(Exercise aim): Filter the listing below down to the lines with the word "JSON" and copy those.

(Provided records):
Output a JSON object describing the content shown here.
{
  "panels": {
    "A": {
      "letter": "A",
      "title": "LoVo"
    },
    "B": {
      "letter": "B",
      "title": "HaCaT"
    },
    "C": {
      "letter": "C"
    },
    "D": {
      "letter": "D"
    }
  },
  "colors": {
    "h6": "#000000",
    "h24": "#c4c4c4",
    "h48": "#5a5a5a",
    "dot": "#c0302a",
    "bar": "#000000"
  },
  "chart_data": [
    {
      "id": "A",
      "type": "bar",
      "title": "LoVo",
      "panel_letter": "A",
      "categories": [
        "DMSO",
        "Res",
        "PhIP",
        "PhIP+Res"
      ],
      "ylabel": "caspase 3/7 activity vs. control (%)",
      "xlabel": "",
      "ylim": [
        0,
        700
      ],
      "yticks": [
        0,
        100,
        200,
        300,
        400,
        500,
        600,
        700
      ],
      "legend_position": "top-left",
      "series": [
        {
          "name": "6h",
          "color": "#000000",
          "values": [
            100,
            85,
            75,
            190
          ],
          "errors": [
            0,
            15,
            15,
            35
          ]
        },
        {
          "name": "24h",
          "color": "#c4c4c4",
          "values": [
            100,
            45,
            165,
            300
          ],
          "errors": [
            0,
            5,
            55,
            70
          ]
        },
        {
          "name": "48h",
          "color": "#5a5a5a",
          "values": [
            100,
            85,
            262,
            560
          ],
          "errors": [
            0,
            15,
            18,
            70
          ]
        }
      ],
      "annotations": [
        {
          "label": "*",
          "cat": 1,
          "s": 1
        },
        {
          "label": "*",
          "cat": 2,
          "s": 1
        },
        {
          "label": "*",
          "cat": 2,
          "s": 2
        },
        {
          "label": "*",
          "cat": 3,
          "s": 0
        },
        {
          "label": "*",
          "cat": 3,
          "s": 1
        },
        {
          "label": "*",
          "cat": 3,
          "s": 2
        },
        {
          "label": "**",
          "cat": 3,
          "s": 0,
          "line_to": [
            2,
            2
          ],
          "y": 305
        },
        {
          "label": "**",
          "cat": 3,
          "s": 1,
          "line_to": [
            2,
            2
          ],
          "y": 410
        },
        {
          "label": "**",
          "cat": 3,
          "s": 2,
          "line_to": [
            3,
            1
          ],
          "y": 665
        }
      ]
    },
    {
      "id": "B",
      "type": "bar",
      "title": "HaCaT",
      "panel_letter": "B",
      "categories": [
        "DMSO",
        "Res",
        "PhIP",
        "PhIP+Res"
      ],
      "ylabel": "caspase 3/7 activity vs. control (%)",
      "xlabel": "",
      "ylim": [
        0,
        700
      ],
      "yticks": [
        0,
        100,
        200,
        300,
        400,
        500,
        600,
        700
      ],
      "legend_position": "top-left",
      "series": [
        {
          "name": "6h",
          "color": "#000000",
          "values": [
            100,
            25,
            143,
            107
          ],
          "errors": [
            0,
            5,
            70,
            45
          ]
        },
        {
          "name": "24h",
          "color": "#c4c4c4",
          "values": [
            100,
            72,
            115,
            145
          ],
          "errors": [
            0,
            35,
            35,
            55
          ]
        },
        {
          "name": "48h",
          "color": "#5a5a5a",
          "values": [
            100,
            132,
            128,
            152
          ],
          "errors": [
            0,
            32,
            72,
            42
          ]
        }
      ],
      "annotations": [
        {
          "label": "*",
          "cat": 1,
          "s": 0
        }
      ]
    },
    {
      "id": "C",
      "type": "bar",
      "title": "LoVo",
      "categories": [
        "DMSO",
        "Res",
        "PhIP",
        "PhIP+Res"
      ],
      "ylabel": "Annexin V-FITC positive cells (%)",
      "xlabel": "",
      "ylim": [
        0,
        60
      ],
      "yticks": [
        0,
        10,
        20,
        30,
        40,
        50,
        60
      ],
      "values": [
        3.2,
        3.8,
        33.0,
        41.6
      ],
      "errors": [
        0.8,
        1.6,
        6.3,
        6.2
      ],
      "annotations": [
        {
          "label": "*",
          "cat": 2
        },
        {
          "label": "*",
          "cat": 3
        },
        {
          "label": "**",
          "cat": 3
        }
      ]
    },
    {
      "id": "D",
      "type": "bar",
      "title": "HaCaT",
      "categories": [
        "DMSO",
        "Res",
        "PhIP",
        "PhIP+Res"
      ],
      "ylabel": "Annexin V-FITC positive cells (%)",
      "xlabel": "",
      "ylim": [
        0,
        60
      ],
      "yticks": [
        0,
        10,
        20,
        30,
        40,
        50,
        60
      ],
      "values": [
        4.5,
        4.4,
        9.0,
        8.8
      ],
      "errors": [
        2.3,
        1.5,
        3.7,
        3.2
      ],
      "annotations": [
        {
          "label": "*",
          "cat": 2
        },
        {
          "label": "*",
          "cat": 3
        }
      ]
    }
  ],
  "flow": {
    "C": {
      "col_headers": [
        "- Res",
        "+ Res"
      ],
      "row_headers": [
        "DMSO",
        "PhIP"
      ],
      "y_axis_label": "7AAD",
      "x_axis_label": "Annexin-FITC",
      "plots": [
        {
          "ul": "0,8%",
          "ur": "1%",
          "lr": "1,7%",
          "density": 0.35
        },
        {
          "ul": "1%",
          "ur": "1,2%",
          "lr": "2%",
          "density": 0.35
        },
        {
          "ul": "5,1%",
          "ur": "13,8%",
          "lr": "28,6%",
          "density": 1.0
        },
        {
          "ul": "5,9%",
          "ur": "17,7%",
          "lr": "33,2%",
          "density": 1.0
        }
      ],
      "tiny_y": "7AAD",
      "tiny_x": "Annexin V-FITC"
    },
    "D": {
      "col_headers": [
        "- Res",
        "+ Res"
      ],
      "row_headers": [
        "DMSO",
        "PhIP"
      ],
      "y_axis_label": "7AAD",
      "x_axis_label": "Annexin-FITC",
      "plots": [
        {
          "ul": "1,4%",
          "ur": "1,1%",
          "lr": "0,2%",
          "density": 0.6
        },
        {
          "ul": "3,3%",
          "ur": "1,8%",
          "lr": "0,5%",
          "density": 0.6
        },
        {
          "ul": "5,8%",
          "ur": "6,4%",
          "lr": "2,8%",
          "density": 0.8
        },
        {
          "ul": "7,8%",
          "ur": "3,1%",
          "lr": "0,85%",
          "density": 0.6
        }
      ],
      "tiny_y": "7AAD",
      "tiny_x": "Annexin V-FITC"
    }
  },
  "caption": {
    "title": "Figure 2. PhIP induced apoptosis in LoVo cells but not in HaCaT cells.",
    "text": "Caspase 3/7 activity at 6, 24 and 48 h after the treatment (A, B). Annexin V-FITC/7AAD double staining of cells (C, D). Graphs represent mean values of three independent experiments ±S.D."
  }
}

--

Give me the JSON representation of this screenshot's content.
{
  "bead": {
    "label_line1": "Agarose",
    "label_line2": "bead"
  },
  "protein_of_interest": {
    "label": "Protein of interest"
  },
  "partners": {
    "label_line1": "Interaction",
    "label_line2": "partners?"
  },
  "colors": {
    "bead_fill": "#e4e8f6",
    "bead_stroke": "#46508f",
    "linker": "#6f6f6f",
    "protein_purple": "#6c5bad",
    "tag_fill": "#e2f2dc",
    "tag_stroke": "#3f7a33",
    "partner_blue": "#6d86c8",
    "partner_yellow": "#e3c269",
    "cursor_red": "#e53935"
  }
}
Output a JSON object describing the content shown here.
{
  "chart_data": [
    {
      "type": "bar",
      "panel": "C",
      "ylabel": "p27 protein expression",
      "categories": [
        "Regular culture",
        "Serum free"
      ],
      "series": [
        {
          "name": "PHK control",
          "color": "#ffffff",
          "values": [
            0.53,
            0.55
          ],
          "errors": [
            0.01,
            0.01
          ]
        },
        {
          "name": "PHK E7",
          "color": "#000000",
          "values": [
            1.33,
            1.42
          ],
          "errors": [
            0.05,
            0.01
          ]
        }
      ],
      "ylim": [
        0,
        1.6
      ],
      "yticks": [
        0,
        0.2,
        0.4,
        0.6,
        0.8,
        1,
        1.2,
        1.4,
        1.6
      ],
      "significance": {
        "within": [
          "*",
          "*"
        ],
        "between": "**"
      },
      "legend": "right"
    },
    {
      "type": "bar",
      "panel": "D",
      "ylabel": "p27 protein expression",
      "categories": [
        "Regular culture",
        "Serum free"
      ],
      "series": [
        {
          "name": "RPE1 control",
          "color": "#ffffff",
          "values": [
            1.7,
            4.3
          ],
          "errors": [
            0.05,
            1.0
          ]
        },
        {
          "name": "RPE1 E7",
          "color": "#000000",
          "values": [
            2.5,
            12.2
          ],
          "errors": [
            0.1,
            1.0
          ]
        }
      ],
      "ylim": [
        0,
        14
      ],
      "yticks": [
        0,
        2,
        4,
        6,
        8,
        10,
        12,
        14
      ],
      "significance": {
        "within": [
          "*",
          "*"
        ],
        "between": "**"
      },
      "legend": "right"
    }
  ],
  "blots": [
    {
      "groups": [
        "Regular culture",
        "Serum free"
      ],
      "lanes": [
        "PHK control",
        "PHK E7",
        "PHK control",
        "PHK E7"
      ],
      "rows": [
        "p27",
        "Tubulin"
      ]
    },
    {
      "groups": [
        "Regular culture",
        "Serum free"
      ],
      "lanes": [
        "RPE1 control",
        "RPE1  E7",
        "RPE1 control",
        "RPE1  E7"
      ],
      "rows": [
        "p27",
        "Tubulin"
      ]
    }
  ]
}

==

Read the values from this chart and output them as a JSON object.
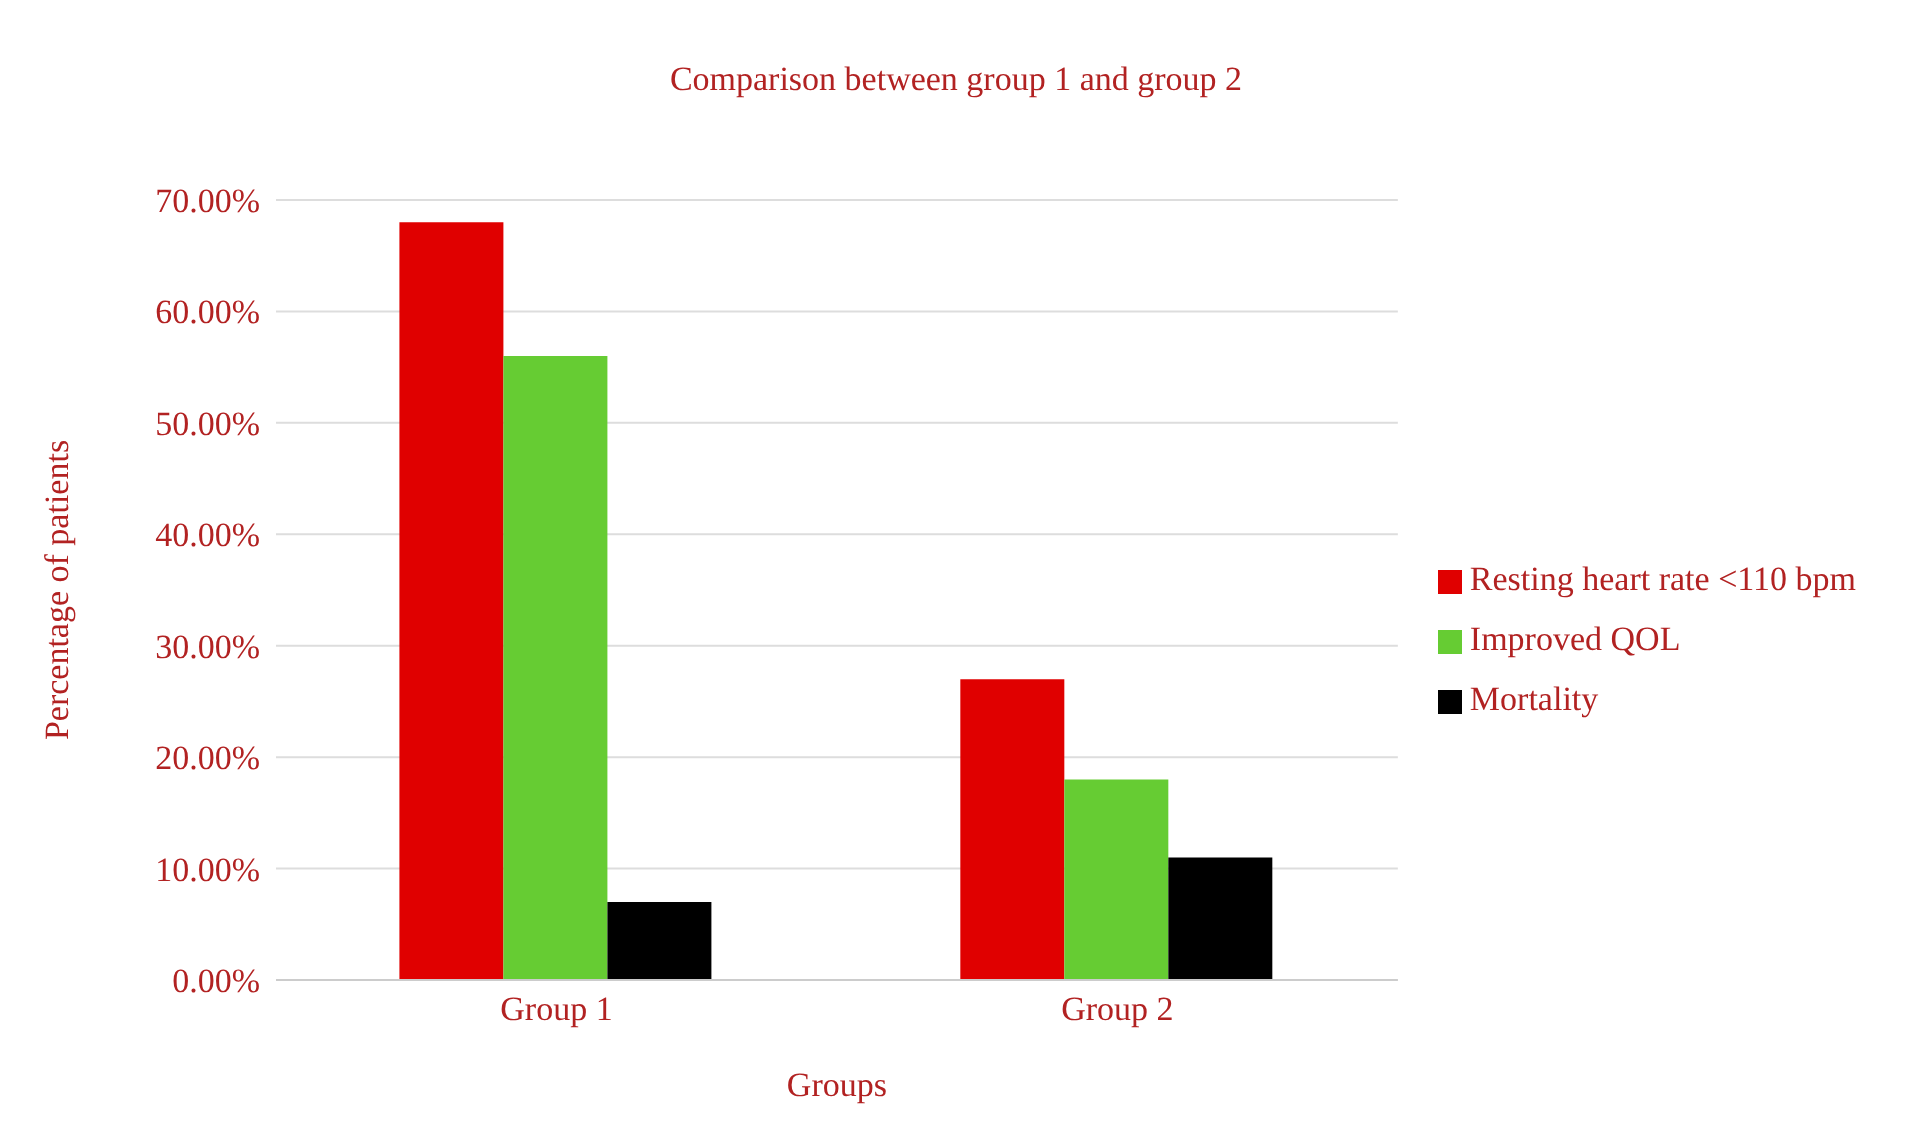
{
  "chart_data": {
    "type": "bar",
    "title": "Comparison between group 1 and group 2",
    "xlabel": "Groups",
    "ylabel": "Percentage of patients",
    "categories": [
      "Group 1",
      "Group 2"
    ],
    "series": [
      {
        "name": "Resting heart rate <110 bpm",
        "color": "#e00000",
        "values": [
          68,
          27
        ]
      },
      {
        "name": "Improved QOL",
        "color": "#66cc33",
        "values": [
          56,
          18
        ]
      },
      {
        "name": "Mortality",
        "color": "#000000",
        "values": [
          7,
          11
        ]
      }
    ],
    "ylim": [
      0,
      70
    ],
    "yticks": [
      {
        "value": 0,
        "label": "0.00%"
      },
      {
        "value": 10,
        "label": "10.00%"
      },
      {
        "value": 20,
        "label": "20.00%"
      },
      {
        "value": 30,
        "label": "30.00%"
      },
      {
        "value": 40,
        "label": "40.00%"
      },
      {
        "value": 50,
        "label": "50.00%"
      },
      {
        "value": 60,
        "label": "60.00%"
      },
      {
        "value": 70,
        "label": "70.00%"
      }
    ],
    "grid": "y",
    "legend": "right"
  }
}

(Written reply):
Output a JSON object describing the content shown here.
Give me the JSON representation of this screenshot's content.
Output a JSON object describing the content shown here.
Read the values from this chart and output them as a JSON object.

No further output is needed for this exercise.